- Requirement: Provide the number of lines where the word "dans" occurs, and no other text.

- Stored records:
----

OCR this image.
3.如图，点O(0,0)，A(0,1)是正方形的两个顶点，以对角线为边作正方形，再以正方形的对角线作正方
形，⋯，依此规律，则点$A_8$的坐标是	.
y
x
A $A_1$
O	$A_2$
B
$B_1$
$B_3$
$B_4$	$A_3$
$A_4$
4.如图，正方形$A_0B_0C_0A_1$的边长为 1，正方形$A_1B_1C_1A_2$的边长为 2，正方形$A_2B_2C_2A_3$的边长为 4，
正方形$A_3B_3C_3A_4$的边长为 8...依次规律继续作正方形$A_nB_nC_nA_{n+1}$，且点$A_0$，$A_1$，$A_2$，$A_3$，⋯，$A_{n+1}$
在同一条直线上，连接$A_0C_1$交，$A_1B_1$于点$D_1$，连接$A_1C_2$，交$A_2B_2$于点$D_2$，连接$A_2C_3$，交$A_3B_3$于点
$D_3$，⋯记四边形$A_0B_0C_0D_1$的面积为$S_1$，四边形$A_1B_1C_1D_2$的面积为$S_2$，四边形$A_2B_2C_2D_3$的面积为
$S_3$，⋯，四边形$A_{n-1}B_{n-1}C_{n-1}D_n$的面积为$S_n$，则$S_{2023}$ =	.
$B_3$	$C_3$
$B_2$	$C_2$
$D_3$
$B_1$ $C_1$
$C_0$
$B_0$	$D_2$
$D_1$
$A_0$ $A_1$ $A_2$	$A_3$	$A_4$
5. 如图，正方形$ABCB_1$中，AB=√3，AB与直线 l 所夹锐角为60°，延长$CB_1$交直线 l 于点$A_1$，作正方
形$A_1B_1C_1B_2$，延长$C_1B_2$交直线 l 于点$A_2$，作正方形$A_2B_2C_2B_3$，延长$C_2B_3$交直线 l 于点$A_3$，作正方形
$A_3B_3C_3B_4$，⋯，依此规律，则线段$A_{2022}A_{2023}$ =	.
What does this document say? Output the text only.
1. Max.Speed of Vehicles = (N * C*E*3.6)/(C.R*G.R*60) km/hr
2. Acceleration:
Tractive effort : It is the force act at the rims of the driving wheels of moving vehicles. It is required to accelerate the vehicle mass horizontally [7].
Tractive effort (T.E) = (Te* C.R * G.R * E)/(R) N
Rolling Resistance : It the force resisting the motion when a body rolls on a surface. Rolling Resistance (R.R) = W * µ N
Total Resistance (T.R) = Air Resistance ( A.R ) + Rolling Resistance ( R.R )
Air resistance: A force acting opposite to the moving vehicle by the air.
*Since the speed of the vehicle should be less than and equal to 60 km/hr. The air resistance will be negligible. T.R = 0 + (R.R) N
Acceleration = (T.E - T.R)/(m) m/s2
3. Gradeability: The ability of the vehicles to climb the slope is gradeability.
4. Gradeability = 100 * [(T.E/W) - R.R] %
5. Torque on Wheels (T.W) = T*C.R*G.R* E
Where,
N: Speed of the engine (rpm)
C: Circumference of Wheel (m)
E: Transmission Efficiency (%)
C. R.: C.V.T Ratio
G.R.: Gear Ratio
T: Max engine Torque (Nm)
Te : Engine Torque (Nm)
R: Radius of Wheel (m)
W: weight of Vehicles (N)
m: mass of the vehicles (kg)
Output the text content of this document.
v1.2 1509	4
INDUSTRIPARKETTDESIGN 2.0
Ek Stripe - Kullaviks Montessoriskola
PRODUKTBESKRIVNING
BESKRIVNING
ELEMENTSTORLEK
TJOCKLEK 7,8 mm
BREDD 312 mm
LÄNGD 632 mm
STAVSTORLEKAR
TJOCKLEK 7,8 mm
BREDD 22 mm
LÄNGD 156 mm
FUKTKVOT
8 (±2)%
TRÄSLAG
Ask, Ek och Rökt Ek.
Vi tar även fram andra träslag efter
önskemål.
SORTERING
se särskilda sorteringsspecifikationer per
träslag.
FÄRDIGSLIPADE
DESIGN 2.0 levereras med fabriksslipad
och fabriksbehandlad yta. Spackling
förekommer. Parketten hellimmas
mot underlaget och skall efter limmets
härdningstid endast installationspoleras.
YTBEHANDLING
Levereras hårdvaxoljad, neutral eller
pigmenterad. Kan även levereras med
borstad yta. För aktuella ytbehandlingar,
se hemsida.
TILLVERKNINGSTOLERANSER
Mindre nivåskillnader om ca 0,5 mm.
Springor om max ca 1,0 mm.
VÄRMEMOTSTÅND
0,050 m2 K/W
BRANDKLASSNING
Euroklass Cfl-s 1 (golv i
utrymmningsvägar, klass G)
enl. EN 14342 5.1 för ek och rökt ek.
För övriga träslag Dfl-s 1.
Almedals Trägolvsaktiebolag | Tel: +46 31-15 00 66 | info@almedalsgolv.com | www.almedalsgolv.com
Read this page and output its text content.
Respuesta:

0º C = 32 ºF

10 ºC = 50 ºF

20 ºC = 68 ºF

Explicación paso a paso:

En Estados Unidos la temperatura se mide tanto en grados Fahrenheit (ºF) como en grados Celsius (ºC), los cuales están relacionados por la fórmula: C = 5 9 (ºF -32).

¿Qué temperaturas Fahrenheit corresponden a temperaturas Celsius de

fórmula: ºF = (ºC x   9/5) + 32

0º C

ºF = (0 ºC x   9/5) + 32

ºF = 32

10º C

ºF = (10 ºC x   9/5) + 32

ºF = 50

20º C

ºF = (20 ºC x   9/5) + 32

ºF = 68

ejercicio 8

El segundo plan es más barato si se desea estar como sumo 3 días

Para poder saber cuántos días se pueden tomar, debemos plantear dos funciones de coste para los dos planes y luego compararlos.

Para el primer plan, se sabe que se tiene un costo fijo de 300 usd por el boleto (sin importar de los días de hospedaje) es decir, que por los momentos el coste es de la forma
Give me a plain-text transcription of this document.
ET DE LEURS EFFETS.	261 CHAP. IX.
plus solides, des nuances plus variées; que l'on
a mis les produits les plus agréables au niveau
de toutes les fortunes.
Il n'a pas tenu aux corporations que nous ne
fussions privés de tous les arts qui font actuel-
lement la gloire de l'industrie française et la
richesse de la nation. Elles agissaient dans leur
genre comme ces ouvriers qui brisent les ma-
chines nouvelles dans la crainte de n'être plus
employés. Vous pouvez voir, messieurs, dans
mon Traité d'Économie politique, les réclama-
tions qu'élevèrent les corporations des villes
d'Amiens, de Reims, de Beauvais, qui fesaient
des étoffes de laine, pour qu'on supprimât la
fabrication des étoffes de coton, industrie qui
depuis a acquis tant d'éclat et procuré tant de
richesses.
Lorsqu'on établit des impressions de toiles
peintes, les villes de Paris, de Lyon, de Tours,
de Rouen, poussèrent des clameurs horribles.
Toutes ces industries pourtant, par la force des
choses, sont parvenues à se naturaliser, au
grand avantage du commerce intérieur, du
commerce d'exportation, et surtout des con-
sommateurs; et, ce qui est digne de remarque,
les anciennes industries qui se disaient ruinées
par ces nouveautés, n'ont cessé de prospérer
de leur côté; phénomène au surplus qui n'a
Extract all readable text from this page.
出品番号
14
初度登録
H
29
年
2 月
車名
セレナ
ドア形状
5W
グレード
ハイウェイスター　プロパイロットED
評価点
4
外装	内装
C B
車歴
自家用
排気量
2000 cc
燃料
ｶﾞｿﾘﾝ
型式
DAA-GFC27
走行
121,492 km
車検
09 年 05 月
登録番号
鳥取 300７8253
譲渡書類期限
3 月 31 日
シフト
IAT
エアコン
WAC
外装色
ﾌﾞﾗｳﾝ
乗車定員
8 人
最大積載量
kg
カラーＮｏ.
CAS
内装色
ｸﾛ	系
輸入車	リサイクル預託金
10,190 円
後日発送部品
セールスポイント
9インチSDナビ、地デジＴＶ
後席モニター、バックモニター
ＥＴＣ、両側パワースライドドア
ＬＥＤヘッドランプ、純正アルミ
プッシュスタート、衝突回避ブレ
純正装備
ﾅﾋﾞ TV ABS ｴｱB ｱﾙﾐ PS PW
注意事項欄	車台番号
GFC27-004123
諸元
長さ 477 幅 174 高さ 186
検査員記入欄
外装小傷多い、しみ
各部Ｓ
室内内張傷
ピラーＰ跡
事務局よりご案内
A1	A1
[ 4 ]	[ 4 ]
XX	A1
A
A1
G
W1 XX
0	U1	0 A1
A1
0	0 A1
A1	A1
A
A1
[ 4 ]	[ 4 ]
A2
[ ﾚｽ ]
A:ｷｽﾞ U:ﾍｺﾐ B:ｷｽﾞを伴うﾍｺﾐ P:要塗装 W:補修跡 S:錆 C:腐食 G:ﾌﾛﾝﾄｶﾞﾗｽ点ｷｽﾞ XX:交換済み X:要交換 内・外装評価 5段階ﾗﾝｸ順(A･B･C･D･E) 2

----

- Solution to the problem: 3